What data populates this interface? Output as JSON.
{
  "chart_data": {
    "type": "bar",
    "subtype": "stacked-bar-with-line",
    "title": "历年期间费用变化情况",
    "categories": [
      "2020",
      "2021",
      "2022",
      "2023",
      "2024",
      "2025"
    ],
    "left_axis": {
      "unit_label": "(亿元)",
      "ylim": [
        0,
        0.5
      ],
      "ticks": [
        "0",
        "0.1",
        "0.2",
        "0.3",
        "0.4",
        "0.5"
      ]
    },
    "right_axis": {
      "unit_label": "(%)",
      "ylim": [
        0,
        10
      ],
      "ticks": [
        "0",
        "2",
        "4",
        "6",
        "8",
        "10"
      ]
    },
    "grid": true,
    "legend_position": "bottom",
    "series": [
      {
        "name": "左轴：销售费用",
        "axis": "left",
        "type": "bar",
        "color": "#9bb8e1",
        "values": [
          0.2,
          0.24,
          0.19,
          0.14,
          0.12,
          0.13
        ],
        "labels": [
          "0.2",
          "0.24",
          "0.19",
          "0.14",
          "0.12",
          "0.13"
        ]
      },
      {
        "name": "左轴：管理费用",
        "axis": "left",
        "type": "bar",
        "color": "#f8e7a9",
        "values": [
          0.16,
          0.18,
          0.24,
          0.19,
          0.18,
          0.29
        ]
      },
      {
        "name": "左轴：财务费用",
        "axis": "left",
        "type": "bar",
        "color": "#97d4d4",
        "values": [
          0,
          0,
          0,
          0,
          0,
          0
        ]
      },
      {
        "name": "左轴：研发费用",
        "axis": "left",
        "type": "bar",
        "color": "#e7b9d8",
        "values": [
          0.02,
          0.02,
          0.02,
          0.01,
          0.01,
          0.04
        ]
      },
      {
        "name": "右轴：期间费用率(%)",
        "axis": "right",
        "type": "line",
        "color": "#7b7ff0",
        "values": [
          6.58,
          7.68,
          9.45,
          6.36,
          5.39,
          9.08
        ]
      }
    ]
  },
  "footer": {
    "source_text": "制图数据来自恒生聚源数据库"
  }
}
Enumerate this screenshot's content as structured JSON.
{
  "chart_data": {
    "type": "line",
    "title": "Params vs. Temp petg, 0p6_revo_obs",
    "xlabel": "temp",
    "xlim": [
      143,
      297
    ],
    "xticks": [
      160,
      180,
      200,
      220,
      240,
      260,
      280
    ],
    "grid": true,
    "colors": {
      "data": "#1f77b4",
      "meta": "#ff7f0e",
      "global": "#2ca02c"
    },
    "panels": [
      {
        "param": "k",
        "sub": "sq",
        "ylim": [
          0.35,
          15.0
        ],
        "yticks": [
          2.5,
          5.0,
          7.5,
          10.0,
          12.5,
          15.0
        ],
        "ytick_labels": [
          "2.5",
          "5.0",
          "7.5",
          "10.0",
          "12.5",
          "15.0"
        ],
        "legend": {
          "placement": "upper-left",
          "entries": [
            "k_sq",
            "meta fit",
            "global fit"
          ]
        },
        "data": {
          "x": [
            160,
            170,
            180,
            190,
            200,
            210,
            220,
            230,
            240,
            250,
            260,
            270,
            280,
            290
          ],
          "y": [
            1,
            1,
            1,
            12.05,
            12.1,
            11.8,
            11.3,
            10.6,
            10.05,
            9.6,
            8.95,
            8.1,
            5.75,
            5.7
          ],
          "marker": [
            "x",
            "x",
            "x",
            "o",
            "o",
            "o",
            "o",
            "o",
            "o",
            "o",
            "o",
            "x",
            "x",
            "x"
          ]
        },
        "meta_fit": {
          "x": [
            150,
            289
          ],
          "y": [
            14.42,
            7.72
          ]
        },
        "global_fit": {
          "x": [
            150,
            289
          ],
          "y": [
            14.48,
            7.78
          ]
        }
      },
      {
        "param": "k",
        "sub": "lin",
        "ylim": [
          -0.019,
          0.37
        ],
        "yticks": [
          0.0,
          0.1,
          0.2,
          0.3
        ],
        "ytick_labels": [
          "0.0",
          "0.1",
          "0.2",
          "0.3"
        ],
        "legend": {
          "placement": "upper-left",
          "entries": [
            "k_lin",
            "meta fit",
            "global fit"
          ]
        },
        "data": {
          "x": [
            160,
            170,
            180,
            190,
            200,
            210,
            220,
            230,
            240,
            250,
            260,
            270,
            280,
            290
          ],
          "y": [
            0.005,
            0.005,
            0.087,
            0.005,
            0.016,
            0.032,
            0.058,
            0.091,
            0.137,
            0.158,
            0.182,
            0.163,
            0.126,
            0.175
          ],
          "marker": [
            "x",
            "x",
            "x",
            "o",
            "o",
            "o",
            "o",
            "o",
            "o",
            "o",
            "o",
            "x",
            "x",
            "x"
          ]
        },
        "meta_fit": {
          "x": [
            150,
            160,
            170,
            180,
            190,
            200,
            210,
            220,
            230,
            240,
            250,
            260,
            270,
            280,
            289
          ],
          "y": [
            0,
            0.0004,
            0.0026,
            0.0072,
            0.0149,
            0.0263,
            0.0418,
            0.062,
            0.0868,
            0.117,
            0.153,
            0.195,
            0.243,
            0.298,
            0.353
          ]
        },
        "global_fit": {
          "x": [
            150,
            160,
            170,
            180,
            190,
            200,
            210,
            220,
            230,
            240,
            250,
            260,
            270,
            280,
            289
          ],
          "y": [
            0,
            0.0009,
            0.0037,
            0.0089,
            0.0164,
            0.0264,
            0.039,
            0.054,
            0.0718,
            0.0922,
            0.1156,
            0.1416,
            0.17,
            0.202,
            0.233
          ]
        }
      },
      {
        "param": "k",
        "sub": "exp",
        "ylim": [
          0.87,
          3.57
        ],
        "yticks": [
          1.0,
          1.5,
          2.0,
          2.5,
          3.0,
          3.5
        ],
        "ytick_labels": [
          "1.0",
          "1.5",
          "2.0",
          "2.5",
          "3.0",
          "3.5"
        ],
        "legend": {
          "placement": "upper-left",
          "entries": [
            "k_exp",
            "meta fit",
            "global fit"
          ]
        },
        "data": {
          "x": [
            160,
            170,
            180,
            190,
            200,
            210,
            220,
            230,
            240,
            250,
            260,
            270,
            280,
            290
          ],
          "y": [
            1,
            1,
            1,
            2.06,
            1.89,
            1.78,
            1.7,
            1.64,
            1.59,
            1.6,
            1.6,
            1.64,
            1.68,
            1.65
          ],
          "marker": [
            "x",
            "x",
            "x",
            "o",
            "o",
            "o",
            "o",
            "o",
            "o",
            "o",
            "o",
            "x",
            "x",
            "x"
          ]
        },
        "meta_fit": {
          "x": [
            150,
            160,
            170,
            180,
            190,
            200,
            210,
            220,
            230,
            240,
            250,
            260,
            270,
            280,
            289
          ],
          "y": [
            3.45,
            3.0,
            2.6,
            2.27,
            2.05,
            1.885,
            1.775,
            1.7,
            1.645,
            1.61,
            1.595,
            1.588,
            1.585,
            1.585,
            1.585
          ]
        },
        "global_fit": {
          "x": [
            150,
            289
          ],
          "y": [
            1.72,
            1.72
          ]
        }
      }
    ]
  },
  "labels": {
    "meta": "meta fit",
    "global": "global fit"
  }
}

__________________________________________________

_Exercise_
All the entries above need to be reproduced exactly.

_Response to the task_
What data populates this interface? Output as JSON.
{
  "chart_data": {
    "type": "bar",
    "subtype": "stacked-bar-with-line",
    "title": "历年期间费用变化情况",
    "categories": [
      "2020",
      "2021",
      "2022",
      "2023",
      "2024",
      "2025"
    ],
    "left_axis": {
      "unit_label": "(亿元)",
      "ylim": [
        0,
        0.5
      ],
      "ticks": [
        "0",
        "0.1",
        "0.2",
        "0.3",
        "0.4",
        "0.5"
      ]
    },
    "right_axis": {
      "unit_label": "(%)",
      "ylim": [
        0,
        10
      ],
      "ticks": [
        "0",
        "2",
        "4",
        "6",
        "8",
        "10"
      ]
    },
    "grid": true,
    "legend_position": "bottom",
    "series": [
      {
        "name": "左轴：销售费用",
        "axis": "left",
        "type": "bar",
        "color": "#9bb8e1",
        "values": [
          0.2,
          0.24,
          0.19,
          0.14,
          0.12,
          0.13
        ],
        "labels": [
          "0.2",
          "0.24",
          "0.19",
          "0.14",
          "0.12",
          "0.13"
        ]
      },
      {
        "name": "左轴：管理费用",
        "axis": "left",
        "type": "bar",
        "color": "#f8e7a9",
        "values": [
          0.16,
          0.18,
          0.24,
          0.19,
          0.18,
          0.29
        ]
      },
      {
        "name": "左轴：财务费用",
        "axis": "left",
        "type": "bar",
        "color": "#97d4d4",
        "values": [
          0,
          0,
          0,
          0,
          0,
          0
        ]
      },
      {
        "name": "左轴：研发费用",
        "axis": "left",
        "type": "bar",
        "color": "#e7b9d8",
        "values": [
          0.02,
          0.02,
          0.02,
          0.01,
          0.01,
          0.04
        ]
      },
      {
        "name": "右轴：期间费用率(%)",
        "axis": "right",
        "type": "line",
        "color": "#7b7ff0",
        "values": [
          6.58,
          7.68,
          9.45,
          6.36,
          5.39,
          9.08
        ]
      }
    ]
  },
  "footer": {
    "source_text": "制图数据来自恒生聚源数据库"
  }
}
Enumerate this screenshot's content as structured JSON.
{
  "chart_data": {
    "type": "line",
    "title": "Params vs. Temp petg, 0p6_revo_obs",
    "xlabel": "temp",
    "xlim": [
      143,
      297
    ],
    "xticks": [
      160,
      180,
      200,
      220,
      240,
      260,
      280
    ],
    "grid": true,
    "colors": {
      "data": "#1f77b4",
      "meta": "#ff7f0e",
      "global": "#2ca02c"
    },
    "panels": [
      {
        "param": "k",
        "sub": "sq",
        "ylim": [
          0.35,
          15.0
        ],
        "yticks": [
          2.5,
          5.0,
          7.5,
          10.0,
          12.5,
          15.0
        ],
        "ytick_labels": [
          "2.5",
          "5.0",
          "7.5",
          "10.0",
          "12.5",
          "15.0"
        ],
        "legend": {
          "placement": "upper-left",
          "entries": [
            "k_sq",
            "meta fit",
            "global fit"
          ]
        },
        "data": {
          "x": [
            160,
            170,
            180,
            190,
            200,
            210,
            220,
            230,
            240,
            250,
            260,
            270,
            280,
            290
          ],
          "y": [
            1,
            1,
            1,
            12.05,
            12.1,
            11.8,
            11.3,
            10.6,
            10.05,
            9.6,
            8.95,
            8.1,
            5.75,
            5.7
          ],
          "marker": [
            "x",
            "x",
            "x",
            "o",
            "o",
            "o",
            "o",
            "o",
            "o",
            "o",
            "o",
            "x",
            "x",
            "x"
          ]
        },
        "meta_fit": {
          "x": [
            150,
            289
          ],
          "y": [
            14.42,
            7.72
          ]
        },
        "global_fit": {
          "x": [
            150,
            289
          ],
          "y": [
            14.48,
            7.78
          ]
        }
      },
      {
        "param": "k",
        "sub": "lin",
        "ylim": [
          -0.019,
          0.37
        ],
        "yticks": [
          0.0,
          0.1,
          0.2,
          0.3
        ],
        "ytick_labels": [
          "0.0",
          "0.1",
          "0.2",
          "0.3"
        ],
        "legend": {
          "placement": "upper-left",
          "entries": [
            "k_lin",
            "meta fit",
            "global fit"
          ]
        },
        "data": {
          "x": [
            160,
            170,
            180,
            190,
            200,
            210,
            220,
            230,
            240,
            250,
            260,
            270,
            280,
            290
          ],
          "y": [
            0.005,
            0.005,
            0.087,
            0.005,
            0.016,
            0.032,
            0.058,
            0.091,
            0.137,
            0.158,
            0.182,
            0.163,
            0.126,
            0.175
          ],
          "marker": [
            "x",
            "x",
            "x",
            "o",
            "o",
            "o",
            "o",
            "o",
            "o",
            "o",
            "o",
            "x",
            "x",
            "x"
          ]
        },
        "meta_fit": {
          "x": [
            150,
            160,
            170,
            180,
            190,
            200,
            210,
            220,
            230,
            240,
            250,
            260,
            270,
            280,
            289
          ],
          "y": [
            0,
            0.0004,
            0.0026,
            0.0072,
            0.0149,
            0.0263,
            0.0418,
            0.062,
            0.0868,
            0.117,
            0.153,
            0.195,
            0.243,
            0.298,
            0.353
          ]
        },
        "global_fit": {
          "x": [
            150,
            160,
            170,
            180,
            190,
            200,
            210,
            220,
            230,
            240,
            250,
            260,
            270,
            280,
            289
          ],
          "y": [
            0,
            0.0009,
            0.0037,
            0.0089,
            0.0164,
            0.0264,
            0.039,
            0.054,
            0.0718,
            0.0922,
            0.1156,
            0.1416,
            0.17,
            0.202,
            0.233
          ]
        }
      },
      {
        "param": "k",
        "sub": "exp",
        "ylim": [
          0.87,
          3.57
        ],
        "yticks": [
          1.0,
          1.5,
          2.0,
          2.5,
          3.0,
          3.5
        ],
        "ytick_labels": [
          "1.0",
          "1.5",
          "2.0",
          "2.5",
          "3.0",
          "3.5"
        ],
        "legend": {
          "placement": "upper-left",
          "entries": [
            "k_exp",
            "meta fit",
            "global fit"
          ]
        },
        "data": {
          "x": [
            160,
            170,
            180,
            190,
            200,
            210,
            220,
            230,
            240,
            250,
            260,
            270,
            280,
            290
          ],
          "y": [
            1,
            1,
            1,
            2.06,
            1.89,
            1.78,
            1.7,
            1.64,
            1.59,
            1.6,
            1.6,
            1.64,
            1.68,
            1.65
          ],
          "marker": [
            "x",
            "x",
            "x",
            "o",
            "o",
            "o",
            "o",
            "o",
            "o",
            "o",
            "o",
            "x",
            "x",
            "x"
          ]
        },
        "meta_fit": {
          "x": [
            150,
            160,
            170,
            180,
            190,
            200,
            210,
            220,
            230,
            240,
            250,
            260,
            270,
            280,
            289
          ],
          "y": [
            3.45,
            3.0,
            2.6,
            2.27,
            2.05,
            1.885,
            1.775,
            1.7,
            1.645,
            1.61,
            1.595,
            1.588,
            1.585,
            1.585,
            1.585
          ]
        },
        "global_fit": {
          "x": [
            150,
            289
          ],
          "y": [
            1.72,
            1.72
          ]
        }
      }
    ]
  },
  "labels": {
    "meta": "meta fit",
    "global": "global fit"
  }
}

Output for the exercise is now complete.